*** 所给数据 ***

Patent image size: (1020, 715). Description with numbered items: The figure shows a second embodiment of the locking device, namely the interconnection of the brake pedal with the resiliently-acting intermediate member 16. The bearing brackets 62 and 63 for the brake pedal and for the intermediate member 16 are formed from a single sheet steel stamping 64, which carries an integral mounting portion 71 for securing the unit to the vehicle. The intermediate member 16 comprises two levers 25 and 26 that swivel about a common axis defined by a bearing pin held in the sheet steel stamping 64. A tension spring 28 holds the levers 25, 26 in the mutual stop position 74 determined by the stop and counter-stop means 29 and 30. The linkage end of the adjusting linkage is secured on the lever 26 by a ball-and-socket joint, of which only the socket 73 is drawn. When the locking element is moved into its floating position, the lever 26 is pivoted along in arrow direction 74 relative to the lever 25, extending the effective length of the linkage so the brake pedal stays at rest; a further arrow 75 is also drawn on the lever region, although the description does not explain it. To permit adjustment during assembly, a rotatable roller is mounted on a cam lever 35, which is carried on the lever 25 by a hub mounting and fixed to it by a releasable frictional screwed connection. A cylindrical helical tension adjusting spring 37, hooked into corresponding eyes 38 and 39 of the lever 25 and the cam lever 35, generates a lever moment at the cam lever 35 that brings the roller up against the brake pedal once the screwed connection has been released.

***
*** 所给数据 ***

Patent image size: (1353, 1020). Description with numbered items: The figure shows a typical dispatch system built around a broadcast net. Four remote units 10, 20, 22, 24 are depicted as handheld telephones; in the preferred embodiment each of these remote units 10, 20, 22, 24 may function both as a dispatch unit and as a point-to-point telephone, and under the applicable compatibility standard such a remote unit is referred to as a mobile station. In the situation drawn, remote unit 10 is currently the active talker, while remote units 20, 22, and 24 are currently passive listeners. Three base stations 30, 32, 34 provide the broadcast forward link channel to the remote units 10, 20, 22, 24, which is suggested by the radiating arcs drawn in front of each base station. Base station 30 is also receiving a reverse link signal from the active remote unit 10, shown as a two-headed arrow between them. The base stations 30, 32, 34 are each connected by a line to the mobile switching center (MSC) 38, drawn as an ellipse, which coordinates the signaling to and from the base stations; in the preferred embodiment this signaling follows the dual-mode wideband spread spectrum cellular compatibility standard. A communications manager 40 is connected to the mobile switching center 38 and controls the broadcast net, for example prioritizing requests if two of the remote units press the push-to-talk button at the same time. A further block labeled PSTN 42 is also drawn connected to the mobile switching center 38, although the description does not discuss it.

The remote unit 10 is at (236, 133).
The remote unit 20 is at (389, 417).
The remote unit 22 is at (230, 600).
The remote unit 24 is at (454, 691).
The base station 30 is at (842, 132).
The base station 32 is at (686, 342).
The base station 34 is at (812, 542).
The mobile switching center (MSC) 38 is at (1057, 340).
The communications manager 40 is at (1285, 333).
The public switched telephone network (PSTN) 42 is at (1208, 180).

***

请从含有“Patent image size: (1353, 1020).”的那一行起，到含有“The remote unit 24 is at (454, 691).”的那一行止，将其中的“dispatch system”替换为“communication system”，其余内容不变，重新写出这几行。

Patent image size: (1353, 1020). Description with numbered items: The figure shows a typical communication system built around a broadcast net. Four remote units 10, 20, 22, 24 are depicted as handheld telephones; in the preferred embodiment each of these remote units 10, 20, 22, 24 may function both as a dispatch unit and as a point-to-point telephone, and under the applicable compatibility standard such a remote unit is referred to as a mobile station. In the situation drawn, remote unit 10 is currently the active talker, while remote units 20, 22, and 24 are currently passive listeners. Three base stations 30, 32, 34 provide the broadcast forward link channel to the remote units 10, 20, 22, 24, which is suggested by the radiating arcs drawn in front of each base station. Base station 30 is also receiving a reverse link signal from the active remote unit 10, shown as a two-headed arrow between them. The base stations 30, 32, 34 are each connected by a line to the mobile switching center (MSC) 38, drawn as an ellipse, which coordinates the signaling to and from the base stations; in the preferred embodiment this signaling follows the dual-mode wideband spread spectrum cellular compatibility standard. A communications manager 40 is connected to the mobile switching center 38 and controls the broadcast net, for example prioritizing requests if two of the remote units press the push-to-talk button at the same time. A further block labeled PSTN 42 is also drawn connected to the mobile switching center 38, although the description does not discuss it.

The remote unit 10 is at (236, 133).
The remote unit 20 is at (389, 417).
The remote unit 22 is at (230, 600).
The remote unit 24 is at (454, 691).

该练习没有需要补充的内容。